§ **Requirement**
Output every line exactly as written. Leave out pictures.

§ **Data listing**
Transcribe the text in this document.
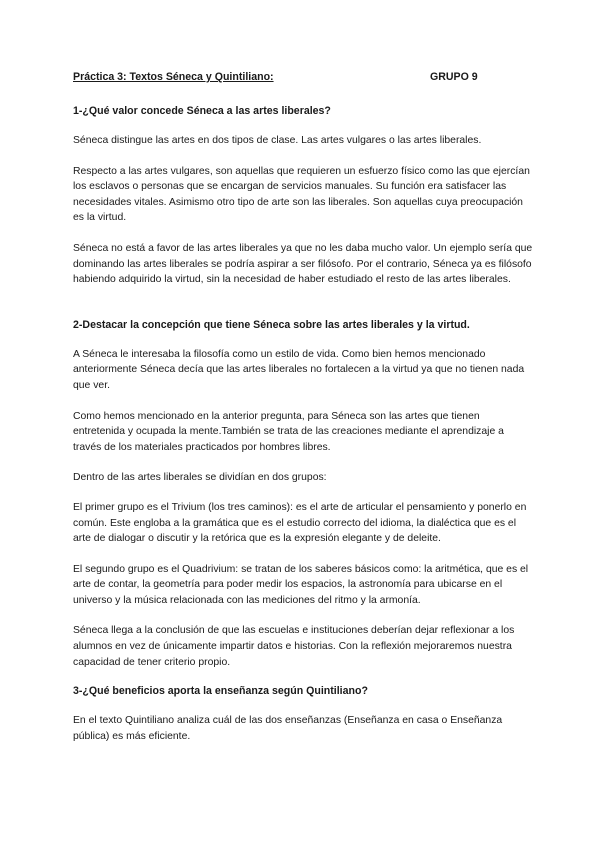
Práctica 3: Textos Séneca y Quintiliano:	GRUPO 9
1-¿Qué valor concede Séneca a las artes liberales?

Séneca distingue las artes en dos tipos de clase. Las artes vulgares o las artes liberales.

Respecto a las artes vulgares, son aquellas que requieren un esfuerzo físico como las que ejercían los esclavos o personas que se encargan de servicios manuales. Su función era satisfacer las necesidades vitales. Asimismo otro tipo de arte son las liberales. Son aquellas cuya preocupación es la virtud.

Séneca no está a favor de las artes liberales ya que no les daba mucho valor. Un ejemplo sería que dominando las artes liberales se podría aspirar a ser filósofo. Por el contrario, Séneca ya es filósofo habiendo adquirido la virtud, sin la necesidad de haber estudiado el resto de las artes liberales.

2-Destacar la concepción que tiene Séneca sobre las artes liberales y la virtud.

A Séneca le interesaba la filosofía como un estilo de vida. Como bien hemos mencionado anteriormente Séneca decía que las artes liberales no fortalecen a la virtud ya que no tienen nada que ver.

Como hemos mencionado en la anterior pregunta, para Séneca son las artes que tienen entretenida y ocupada la mente.También se trata de las creaciones mediante el aprendizaje a través de los materiales practicados por hombres libres.

Dentro de las artes liberales se dividían en dos grupos:

El primer grupo es el Trivium (los tres caminos): es el arte de articular el pensamiento y ponerlo en común. Este engloba a la gramática que es el estudio correcto del idioma, la dialéctica que es el arte de dialogar o discutir y la retórica que es la expresión elegante y de deleite.

El segundo grupo es el Quadrivium: se tratan de los saberes básicos como: la aritmética, que es el arte de contar, la geometría para poder medir los espacios, la astronomía para ubicarse en el universo y la música relacionada con las mediciones del ritmo y la armonía.

Séneca llega a la conclusión de que las escuelas e instituciones deberían dejar reflexionar a los alumnos en vez de únicamente impartir datos e historias. Con la reflexión mejoraremos nuestra capacidad de tener criterio propio.

3-¿Qué beneficios aporta la enseñanza según Quintiliano?

En el texto Quintiliano analiza cuál de las dos enseñanzas (Enseñanza en casa o Enseñanza pública) es más eficiente.
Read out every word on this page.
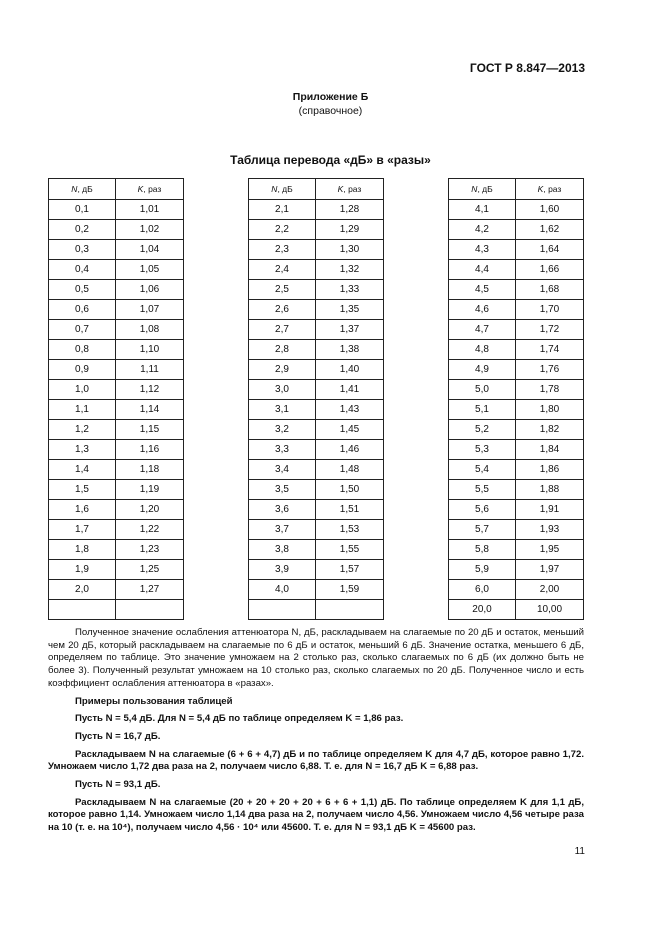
ГОСТ Р 8.847—2013
Приложение Б
(справочное)
Таблица перевода «дБ» в «разы»
N, дБ	K, раз
0,1	1,01
0,2	1,02
0,3	1,04
0,4	1,05
0,5	1,06
0,6	1,07
0,7	1,08
0,8	1,10
0,9	1,11
1,0	1,12
1,1	1,14
1,2	1,15
1,3	1,16
1,4	1,18
1,5	1,19
1,6	1,20
1,7	1,22
1,8	1,23
1,9	1,25
2,0	1,27

N, дБ	K, раз
2,1	1,28
2,2	1,29
2,3	1,30
2,4	1,32
2,5	1,33
2,6	1,35
2,7	1,37
2,8	1,38
2,9	1,40
3,0	1,41
3,1	1,43
3,2	1,45
3,3	1,46
3,4	1,48
3,5	1,50
3,6	1,51
3,7	1,53
3,8	1,55
3,9	1,57
4,0	1,59

N, дБ	K, раз
4,1	1,60
4,2	1,62
4,3	1,64
4,4	1,66
4,5	1,68
4,6	1,70
4,7	1,72
4,8	1,74
4,9	1,76
5,0	1,78
5,1	1,80
5,2	1,82
5,3	1,84
5,4	1,86
5,5	1,88
5,6	1,91
5,7	1,93
5,8	1,95
5,9	1,97
6,0	2,00
20,0	10,00

Полученное значение ослабления аттенюатора N, дБ, раскладываем на слагаемые по 20 дБ и остаток, меньший чем 20 дБ, который раскладываем на слагаемые по 6 дБ и остаток, меньший 6 дБ. Значение остатка, меньшего 6 дБ, определяем по таблице. Это значение умножаем на 2 столько раз, сколько слагаемых по 6 дБ (их должно быть не более 3). Полученный результат умножаем на 10 столько раз, сколько слагаемых по 20 дБ. Полученное число и есть коэффициент ослабления аттенюатора в «разах».

Примеры пользования таблицей

Пусть N = 5,4 дБ. Для N = 5,4 дБ по таблице определяем K = 1,86 раз.

Пусть N = 16,7 дБ.

Раскладываем N на слагаемые (6 + 6 + 4,7) дБ и по таблице определяем K для 4,7 дБ, которое равно 1,72. Умножаем число 1,72 два раза на 2, получаем число 6,88. Т. е. для N = 16,7 дБ K = 6,88 раз.

Пусть N = 93,1 дБ.

Раскладываем N на слагаемые (20 + 20 + 20 + 20 + 6 + 6 + 1,1) дБ. По таблице определяем K для 1,1 дБ, которое равно 1,14. Умножаем число 1,14 два раза на 2, получаем число 4,56. Умножаем число 4,56 четыре раза на 10 (т. е. на 10⁴), получаем число 4,56 · 10⁴ или 45600. Т. е. для N = 93,1 дБ K = 45600 раз.

11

§ **Correct response**
Transcribe the text in this document.
Práctica 3: Textos Séneca y Quintiliano:	GRUPO 9
1-¿Qué valor concede Séneca a las artes liberales?

Séneca distingue las artes en dos tipos de clase. Las artes vulgares o las artes liberales.

Respecto a las artes vulgares, son aquellas que requieren un esfuerzo físico como las que ejercían los esclavos o personas que se encargan de servicios manuales. Su función era satisfacer las necesidades vitales. Asimismo otro tipo de arte son las liberales. Son aquellas cuya preocupación es la virtud.

Séneca no está a favor de las artes liberales ya que no les daba mucho valor. Un ejemplo sería que dominando las artes liberales se podría aspirar a ser filósofo. Por el contrario, Séneca ya es filósofo habiendo adquirido la virtud, sin la necesidad de haber estudiado el resto de las artes liberales.

2-Destacar la concepción que tiene Séneca sobre las artes liberales y la virtud.

A Séneca le interesaba la filosofía como un estilo de vida. Como bien hemos mencionado anteriormente Séneca decía que las artes liberales no fortalecen a la virtud ya que no tienen nada que ver.

Como hemos mencionado en la anterior pregunta, para Séneca son las artes que tienen entretenida y ocupada la mente.También se trata de las creaciones mediante el aprendizaje a través de los materiales practicados por hombres libres.

Dentro de las artes liberales se dividían en dos grupos:

El primer grupo es el Trivium (los tres caminos): es el arte de articular el pensamiento y ponerlo en común. Este engloba a la gramática que es el estudio correcto del idioma, la dialéctica que es el arte de dialogar o discutir y la retórica que es la expresión elegante y de deleite.

El segundo grupo es el Quadrivium: se tratan de los saberes básicos como: la aritmética, que es el arte de contar, la geometría para poder medir los espacios, la astronomía para ubicarse en el universo y la música relacionada con las mediciones del ritmo y la armonía.

Séneca llega a la conclusión de que las escuelas e instituciones deberían dejar reflexionar a los alumnos en vez de únicamente impartir datos e historias. Con la reflexión mejoraremos nuestra capacidad de tener criterio propio.

3-¿Qué beneficios aporta la enseñanza según Quintiliano?

En el texto Quintiliano analiza cuál de las dos enseñanzas (Enseñanza en casa o Enseñanza pública) es más eficiente.
Read out every word on this page.
ГОСТ Р 8.847—2013
Приложение Б
(справочное)
Таблица перевода «дБ» в «разы»
N, дБ	K, раз
0,1	1,01
0,2	1,02
0,3	1,04
0,4	1,05
0,5	1,06
0,6	1,07
0,7	1,08
0,8	1,10
0,9	1,11
1,0	1,12
1,1	1,14
1,2	1,15
1,3	1,16
1,4	1,18
1,5	1,19
1,6	1,20
1,7	1,22
1,8	1,23
1,9	1,25
2,0	1,27

N, дБ	K, раз
2,1	1,28
2,2	1,29
2,3	1,30
2,4	1,32
2,5	1,33
2,6	1,35
2,7	1,37
2,8	1,38
2,9	1,40
3,0	1,41
3,1	1,43
3,2	1,45
3,3	1,46
3,4	1,48
3,5	1,50
3,6	1,51
3,7	1,53
3,8	1,55
3,9	1,57
4,0	1,59

N, дБ	K, раз
4,1	1,60
4,2	1,62
4,3	1,64
4,4	1,66
4,5	1,68
4,6	1,70
4,7	1,72
4,8	1,74
4,9	1,76
5,0	1,78
5,1	1,80
5,2	1,82
5,3	1,84
5,4	1,86
5,5	1,88
5,6	1,91
5,7	1,93
5,8	1,95
5,9	1,97
6,0	2,00
20,0	10,00

Полученное значение ослабления аттенюатора N, дБ, раскладываем на слагаемые по 20 дБ и остаток, меньший чем 20 дБ, который раскладываем на слагаемые по 6 дБ и остаток, меньший 6 дБ. Значение остатка, меньшего 6 дБ, определяем по таблице. Это значение умножаем на 2 столько раз, сколько слагаемых по 6 дБ (их должно быть не более 3). Полученный результат умножаем на 10 столько раз, сколько слагаемых по 20 дБ. Полученное число и есть коэффициент ослабления аттенюатора в «разах».

Примеры пользования таблицей

Пусть N = 5,4 дБ. Для N = 5,4 дБ по таблице определяем K = 1,86 раз.

Пусть N = 16,7 дБ.

Раскладываем N на слагаемые (6 + 6 + 4,7) дБ и по таблице определяем K для 4,7 дБ, которое равно 1,72. Умножаем число 1,72 два раза на 2, получаем число 6,88. Т. е. для N = 16,7 дБ K = 6,88 раз.

Пусть N = 93,1 дБ.

Раскладываем N на слагаемые (20 + 20 + 20 + 20 + 6 + 6 + 1,1) дБ. По таблице определяем K для 1,1 дБ, которое равно 1,14. Умножаем число 1,14 два раза на 2, получаем число 4,56. Умножаем число 4,56 четыре раза на 10 (т. е. на 10⁴), получаем число 4,56 · 10⁴ или 45600. Т. е. для N = 93,1 дБ K = 45600 раз.

11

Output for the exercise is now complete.